What is required: Can the data below be echoed back word for word?

Recorded data:
________________________________________
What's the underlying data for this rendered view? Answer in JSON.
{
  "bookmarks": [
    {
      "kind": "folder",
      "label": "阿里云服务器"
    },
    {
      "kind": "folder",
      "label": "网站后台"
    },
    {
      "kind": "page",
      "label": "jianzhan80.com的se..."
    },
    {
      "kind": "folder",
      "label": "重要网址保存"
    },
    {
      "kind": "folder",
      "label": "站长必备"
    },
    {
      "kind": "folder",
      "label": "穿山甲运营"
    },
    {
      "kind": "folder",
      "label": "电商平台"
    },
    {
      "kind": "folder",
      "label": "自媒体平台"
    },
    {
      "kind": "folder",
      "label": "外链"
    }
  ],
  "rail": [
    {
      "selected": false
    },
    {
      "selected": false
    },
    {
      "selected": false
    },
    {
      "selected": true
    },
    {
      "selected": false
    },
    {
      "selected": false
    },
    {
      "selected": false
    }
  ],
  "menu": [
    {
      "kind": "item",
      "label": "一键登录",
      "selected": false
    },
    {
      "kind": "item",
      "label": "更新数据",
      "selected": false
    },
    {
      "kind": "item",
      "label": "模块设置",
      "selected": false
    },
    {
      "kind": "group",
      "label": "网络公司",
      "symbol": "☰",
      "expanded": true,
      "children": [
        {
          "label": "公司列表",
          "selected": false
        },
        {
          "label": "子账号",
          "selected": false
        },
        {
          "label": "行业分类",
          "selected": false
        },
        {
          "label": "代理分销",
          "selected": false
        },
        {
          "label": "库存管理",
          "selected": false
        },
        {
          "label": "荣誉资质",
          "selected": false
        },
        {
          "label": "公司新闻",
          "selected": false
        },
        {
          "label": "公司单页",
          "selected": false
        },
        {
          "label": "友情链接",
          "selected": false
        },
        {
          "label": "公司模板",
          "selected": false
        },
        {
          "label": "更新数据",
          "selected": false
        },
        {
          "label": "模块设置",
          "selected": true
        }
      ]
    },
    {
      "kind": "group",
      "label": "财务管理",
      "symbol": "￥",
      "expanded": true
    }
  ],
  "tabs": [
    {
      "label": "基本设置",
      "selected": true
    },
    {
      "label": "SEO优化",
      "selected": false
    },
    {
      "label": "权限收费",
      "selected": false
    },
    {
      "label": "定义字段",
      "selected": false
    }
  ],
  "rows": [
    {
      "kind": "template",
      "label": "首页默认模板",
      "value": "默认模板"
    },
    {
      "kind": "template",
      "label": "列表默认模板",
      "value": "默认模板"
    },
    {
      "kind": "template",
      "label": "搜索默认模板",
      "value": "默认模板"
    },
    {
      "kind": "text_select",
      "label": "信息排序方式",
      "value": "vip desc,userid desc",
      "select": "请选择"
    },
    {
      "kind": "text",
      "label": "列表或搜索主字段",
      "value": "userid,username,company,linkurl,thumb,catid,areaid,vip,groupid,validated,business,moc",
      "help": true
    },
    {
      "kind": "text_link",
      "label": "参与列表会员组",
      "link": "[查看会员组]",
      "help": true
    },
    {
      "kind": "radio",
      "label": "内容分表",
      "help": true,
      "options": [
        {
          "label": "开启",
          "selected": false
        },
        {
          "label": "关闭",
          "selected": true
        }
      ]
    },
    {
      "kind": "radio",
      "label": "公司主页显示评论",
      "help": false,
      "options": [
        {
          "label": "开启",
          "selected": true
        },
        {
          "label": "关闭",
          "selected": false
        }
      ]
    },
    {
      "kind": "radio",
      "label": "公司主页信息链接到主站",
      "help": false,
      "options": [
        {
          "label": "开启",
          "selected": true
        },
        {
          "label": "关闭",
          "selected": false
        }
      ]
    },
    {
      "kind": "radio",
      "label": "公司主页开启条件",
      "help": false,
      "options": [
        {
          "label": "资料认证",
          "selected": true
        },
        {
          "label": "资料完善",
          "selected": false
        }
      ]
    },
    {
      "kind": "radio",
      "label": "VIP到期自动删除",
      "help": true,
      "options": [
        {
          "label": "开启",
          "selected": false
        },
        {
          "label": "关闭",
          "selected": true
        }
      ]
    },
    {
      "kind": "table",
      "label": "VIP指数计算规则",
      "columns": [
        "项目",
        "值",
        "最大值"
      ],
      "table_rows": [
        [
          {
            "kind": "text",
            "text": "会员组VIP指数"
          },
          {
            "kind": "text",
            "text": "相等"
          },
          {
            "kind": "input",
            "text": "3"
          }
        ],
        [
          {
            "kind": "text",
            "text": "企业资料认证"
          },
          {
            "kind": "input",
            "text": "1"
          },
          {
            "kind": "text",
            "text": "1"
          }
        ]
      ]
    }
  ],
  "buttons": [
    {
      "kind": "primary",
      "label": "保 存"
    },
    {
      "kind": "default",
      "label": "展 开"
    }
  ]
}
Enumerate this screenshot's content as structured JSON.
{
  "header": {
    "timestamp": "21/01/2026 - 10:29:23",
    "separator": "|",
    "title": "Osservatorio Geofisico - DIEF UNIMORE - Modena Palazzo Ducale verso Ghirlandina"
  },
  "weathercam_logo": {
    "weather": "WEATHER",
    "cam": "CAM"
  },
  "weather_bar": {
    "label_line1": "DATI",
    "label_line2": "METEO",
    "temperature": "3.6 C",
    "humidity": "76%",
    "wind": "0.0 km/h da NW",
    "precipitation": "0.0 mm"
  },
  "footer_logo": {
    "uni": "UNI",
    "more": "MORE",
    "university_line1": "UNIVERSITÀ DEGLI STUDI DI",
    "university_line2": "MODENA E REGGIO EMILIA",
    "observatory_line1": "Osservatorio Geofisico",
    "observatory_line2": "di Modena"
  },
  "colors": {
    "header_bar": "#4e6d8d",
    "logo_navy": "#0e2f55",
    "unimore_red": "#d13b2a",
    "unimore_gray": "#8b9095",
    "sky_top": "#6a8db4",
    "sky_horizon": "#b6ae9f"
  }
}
________________________________________
Solution:
What's the underlying data for this rendered view? Answer in JSON.
{
  "bookmarks": [
    {
      "kind": "folder",
      "label": "阿里云服务器"
    },
    {
      "kind": "folder",
      "label": "网站后台"
    },
    {
      "kind": "page",
      "label": "jianzhan80.com的se..."
    },
    {
      "kind": "folder",
      "label": "重要网址保存"
    },
    {
      "kind": "folder",
      "label": "站长必备"
    },
    {
      "kind": "folder",
      "label": "穿山甲运营"
    },
    {
      "kind": "folder",
      "label": "电商平台"
    },
    {
      "kind": "folder",
      "label": "自媒体平台"
    },
    {
      "kind": "folder",
      "label": "外链"
    }
  ],
  "rail": [
    {
      "selected": false
    },
    {
      "selected": false
    },
    {
      "selected": false
    },
    {
      "selected": true
    },
    {
      "selected": false
    },
    {
      "selected": false
    },
    {
      "selected": false
    }
  ],
  "menu": [
    {
      "kind": "item",
      "label": "一键登录",
      "selected": false
    },
    {
      "kind": "item",
      "label": "更新数据",
      "selected": false
    },
    {
      "kind": "item",
      "label": "模块设置",
      "selected": false
    },
    {
      "kind": "group",
      "label": "网络公司",
      "symbol": "☰",
      "expanded": true,
      "children": [
        {
          "label": "公司列表",
          "selected": false
        },
        {
          "label": "子账号",
          "selected": false
        },
        {
          "label": "行业分类",
          "selected": false
        },
        {
          "label": "代理分销",
          "selected": false
        },
        {
          "label": "库存管理",
          "selected": false
        },
        {
          "label": "荣誉资质",
          "selected": false
        },
        {
          "label": "公司新闻",
          "selected": false
        },
        {
          "label": "公司单页",
          "selected": false
        },
        {
          "label": "友情链接",
          "selected": false
        },
        {
          "label": "公司模板",
          "selected": false
        },
        {
          "label": "更新数据",
          "selected": false
        },
        {
          "label": "模块设置",
          "selected": true
        }
      ]
    },
    {
      "kind": "group",
      "label": "财务管理",
      "symbol": "￥",
      "expanded": true
    }
  ],
  "tabs": [
    {
      "label": "基本设置",
      "selected": true
    },
    {
      "label": "SEO优化",
      "selected": false
    },
    {
      "label": "权限收费",
      "selected": false
    },
    {
      "label": "定义字段",
      "selected": false
    }
  ],
  "rows": [
    {
      "kind": "template",
      "label": "首页默认模板",
      "value": "默认模板"
    },
    {
      "kind": "template",
      "label": "列表默认模板",
      "value": "默认模板"
    },
    {
      "kind": "template",
      "label": "搜索默认模板",
      "value": "默认模板"
    },
    {
      "kind": "text_select",
      "label": "信息排序方式",
      "value": "vip desc,userid desc",
      "select": "请选择"
    },
    {
      "kind": "text",
      "label": "列表或搜索主字段",
      "value": "userid,username,company,linkurl,thumb,catid,areaid,vip,groupid,validated,business,moc",
      "help": true
    },
    {
      "kind": "text_link",
      "label": "参与列表会员组",
      "link": "[查看会员组]",
      "help": true
    },
    {
      "kind": "radio",
      "label": "内容分表",
      "help": true,
      "options": [
        {
          "label": "开启",
          "selected": false
        },
        {
          "label": "关闭",
          "selected": true
        }
      ]
    },
    {
      "kind": "radio",
      "label": "公司主页显示评论",
      "help": false,
      "options": [
        {
          "label": "开启",
          "selected": true
        },
        {
          "label": "关闭",
          "selected": false
        }
      ]
    },
    {
      "kind": "radio",
      "label": "公司主页信息链接到主站",
      "help": false,
      "options": [
        {
          "label": "开启",
          "selected": true
        },
        {
          "label": "关闭",
          "selected": false
        }
      ]
    },
    {
      "kind": "radio",
      "label": "公司主页开启条件",
      "help": false,
      "options": [
        {
          "label": "资料认证",
          "selected": true
        },
        {
          "label": "资料完善",
          "selected": false
        }
      ]
    },
    {
      "kind": "radio",
      "label": "VIP到期自动删除",
      "help": true,
      "options": [
        {
          "label": "开启",
          "selected": false
        },
        {
          "label": "关闭",
          "selected": true
        }
      ]
    },
    {
      "kind": "table",
      "label": "VIP指数计算规则",
      "columns": [
        "项目",
        "值",
        "最大值"
      ],
      "table_rows": [
        [
          {
            "kind": "text",
            "text": "会员组VIP指数"
          },
          {
            "kind": "text",
            "text": "相等"
          },
          {
            "kind": "input",
            "text": "3"
          }
        ],
        [
          {
            "kind": "text",
            "text": "企业资料认证"
          },
          {
            "kind": "input",
            "text": "1"
          },
          {
            "kind": "text",
            "text": "1"
          }
        ]
      ]
    }
  ],
  "buttons": [
    {
      "kind": "primary",
      "label": "保 存"
    },
    {
      "kind": "default",
      "label": "展 开"
    }
  ]
}
Enumerate this screenshot's content as structured JSON.
{
  "header": {
    "timestamp": "21/01/2026 - 10:29:23",
    "separator": "|",
    "title": "Osservatorio Geofisico - DIEF UNIMORE - Modena Palazzo Ducale verso Ghirlandina"
  },
  "weathercam_logo": {
    "weather": "WEATHER",
    "cam": "CAM"
  },
  "weather_bar": {
    "label_line1": "DATI",
    "label_line2": "METEO",
    "temperature": "3.6 C",
    "humidity": "76%",
    "wind": "0.0 km/h da NW",
    "precipitation": "0.0 mm"
  },
  "footer_logo": {
    "uni": "UNI",
    "more": "MORE",
    "university_line1": "UNIVERSITÀ DEGLI STUDI DI",
    "university_line2": "MODENA E REGGIO EMILIA",
    "observatory_line1": "Osservatorio Geofisico",
    "observatory_line2": "di Modena"
  },
  "colors": {
    "header_bar": "#4e6d8d",
    "logo_navy": "#0e2f55",
    "unimore_red": "#d13b2a",
    "unimore_gray": "#8b9095",
    "sky_top": "#6a8db4",
    "sky_horizon": "#b6ae9f"
  }
}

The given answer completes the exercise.